___ Provided data
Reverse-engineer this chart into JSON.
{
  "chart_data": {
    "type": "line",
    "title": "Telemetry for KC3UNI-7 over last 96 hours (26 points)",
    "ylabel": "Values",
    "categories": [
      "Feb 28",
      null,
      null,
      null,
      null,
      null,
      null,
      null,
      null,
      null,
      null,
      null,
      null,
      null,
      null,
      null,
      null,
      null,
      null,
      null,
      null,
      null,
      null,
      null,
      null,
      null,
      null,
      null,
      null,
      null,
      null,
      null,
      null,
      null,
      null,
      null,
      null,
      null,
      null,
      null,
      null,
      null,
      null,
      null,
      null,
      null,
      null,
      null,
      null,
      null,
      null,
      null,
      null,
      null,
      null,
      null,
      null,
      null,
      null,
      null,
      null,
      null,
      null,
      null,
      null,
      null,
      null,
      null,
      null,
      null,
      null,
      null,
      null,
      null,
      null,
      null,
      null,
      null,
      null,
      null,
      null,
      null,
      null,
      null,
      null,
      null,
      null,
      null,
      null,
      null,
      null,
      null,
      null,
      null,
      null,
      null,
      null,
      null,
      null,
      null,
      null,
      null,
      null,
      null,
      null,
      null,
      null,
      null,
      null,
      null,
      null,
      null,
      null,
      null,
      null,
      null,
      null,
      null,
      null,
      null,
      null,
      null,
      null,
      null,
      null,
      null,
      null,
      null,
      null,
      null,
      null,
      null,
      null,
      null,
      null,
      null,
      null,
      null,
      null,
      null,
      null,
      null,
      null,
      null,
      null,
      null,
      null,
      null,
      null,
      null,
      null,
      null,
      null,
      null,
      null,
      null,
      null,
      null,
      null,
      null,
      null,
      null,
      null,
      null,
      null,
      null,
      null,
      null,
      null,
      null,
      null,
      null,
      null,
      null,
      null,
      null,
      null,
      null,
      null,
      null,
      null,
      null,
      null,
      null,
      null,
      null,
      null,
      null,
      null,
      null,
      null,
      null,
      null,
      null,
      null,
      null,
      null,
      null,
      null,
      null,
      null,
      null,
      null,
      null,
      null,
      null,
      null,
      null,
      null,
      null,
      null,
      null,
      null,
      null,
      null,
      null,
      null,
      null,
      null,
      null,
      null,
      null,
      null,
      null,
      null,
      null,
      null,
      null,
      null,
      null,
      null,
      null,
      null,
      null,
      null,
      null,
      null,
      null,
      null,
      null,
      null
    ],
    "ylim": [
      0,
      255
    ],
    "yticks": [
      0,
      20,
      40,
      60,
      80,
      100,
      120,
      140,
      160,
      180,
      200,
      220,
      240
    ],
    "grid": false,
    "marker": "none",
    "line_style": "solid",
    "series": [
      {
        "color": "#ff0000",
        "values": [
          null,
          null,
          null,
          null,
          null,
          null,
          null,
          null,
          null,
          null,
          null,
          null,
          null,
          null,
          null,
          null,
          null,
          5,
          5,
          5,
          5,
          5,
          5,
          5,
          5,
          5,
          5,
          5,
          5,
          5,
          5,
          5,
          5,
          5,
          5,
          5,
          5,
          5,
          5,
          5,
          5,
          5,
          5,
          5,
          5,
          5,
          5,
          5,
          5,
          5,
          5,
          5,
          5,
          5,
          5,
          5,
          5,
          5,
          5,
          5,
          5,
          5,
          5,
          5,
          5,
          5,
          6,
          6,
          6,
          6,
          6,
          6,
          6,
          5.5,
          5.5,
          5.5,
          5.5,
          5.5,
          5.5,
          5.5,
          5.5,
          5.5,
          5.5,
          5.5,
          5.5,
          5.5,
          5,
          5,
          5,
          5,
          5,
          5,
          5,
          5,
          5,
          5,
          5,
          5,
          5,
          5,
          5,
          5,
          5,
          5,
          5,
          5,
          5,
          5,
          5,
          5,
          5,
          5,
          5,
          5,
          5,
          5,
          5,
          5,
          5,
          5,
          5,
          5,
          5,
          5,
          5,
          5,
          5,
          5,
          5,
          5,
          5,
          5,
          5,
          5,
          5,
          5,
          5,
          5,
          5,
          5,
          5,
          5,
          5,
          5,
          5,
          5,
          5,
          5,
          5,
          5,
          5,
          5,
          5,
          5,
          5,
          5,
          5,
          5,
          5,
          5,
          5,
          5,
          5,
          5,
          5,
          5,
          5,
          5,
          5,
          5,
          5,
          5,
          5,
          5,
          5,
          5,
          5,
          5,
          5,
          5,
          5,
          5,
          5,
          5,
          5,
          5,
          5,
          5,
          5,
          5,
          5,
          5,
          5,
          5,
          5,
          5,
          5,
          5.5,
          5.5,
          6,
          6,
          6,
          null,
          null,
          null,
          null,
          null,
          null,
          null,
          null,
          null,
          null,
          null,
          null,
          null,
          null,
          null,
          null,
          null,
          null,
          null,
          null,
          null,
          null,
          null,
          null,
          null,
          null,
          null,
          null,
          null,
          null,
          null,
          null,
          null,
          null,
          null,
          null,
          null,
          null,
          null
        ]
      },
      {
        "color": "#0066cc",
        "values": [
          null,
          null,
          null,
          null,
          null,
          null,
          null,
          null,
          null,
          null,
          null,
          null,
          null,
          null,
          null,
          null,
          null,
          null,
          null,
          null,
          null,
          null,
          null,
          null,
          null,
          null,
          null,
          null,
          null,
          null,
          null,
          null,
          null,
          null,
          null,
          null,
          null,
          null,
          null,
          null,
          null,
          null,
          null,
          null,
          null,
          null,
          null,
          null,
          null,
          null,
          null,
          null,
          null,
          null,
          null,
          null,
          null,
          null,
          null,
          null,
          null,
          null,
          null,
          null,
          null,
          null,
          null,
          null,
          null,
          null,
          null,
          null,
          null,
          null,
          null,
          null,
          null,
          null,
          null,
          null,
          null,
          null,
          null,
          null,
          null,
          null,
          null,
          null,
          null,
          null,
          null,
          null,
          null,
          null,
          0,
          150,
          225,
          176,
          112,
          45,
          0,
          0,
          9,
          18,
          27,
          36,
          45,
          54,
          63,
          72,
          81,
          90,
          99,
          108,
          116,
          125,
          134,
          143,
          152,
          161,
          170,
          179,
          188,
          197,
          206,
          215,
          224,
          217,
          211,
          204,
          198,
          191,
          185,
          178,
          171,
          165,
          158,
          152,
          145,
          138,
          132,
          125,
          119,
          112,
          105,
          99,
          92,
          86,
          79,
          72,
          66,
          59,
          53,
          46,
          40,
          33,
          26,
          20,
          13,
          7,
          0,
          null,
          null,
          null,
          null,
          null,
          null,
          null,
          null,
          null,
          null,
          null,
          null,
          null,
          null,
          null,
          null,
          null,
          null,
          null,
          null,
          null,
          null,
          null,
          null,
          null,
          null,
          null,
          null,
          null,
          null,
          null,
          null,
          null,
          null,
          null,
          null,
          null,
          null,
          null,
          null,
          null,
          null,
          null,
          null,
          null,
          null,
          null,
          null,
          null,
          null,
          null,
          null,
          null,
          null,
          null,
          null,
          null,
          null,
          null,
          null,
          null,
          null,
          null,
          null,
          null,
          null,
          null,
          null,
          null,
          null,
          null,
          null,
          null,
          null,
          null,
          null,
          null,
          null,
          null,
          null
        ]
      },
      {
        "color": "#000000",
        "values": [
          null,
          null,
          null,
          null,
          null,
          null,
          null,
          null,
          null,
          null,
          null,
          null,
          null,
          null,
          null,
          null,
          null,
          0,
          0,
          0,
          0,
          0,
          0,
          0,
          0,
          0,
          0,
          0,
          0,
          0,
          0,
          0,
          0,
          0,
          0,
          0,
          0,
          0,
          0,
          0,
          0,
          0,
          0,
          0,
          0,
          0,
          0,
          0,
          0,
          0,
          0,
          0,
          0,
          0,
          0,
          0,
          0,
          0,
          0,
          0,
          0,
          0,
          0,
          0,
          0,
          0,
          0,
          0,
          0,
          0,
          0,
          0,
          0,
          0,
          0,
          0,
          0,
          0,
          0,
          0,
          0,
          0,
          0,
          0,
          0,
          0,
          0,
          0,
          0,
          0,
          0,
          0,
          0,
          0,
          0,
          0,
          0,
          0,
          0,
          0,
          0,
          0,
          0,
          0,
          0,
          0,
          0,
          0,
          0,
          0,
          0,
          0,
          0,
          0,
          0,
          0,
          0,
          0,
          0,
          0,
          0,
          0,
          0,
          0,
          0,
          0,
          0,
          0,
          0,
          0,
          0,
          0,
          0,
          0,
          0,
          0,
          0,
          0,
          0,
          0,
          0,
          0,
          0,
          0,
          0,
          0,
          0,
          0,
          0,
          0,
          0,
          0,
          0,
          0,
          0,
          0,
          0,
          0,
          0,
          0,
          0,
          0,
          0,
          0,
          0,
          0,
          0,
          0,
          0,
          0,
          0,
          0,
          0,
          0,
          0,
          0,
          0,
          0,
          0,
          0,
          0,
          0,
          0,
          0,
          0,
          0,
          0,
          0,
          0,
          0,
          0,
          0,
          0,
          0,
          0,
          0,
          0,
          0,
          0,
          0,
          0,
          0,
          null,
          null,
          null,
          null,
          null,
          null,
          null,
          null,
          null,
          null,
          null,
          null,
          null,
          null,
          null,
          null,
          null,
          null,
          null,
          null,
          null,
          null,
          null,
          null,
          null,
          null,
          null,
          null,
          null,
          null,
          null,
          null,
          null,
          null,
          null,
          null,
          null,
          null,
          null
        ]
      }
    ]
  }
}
______
:: Exercise objective ::
Search the lines for "color". Copy each line that has it.

:: Result ::
        "color": "#ff0000",
        "color": "#0066cc",
        "color": "#000000",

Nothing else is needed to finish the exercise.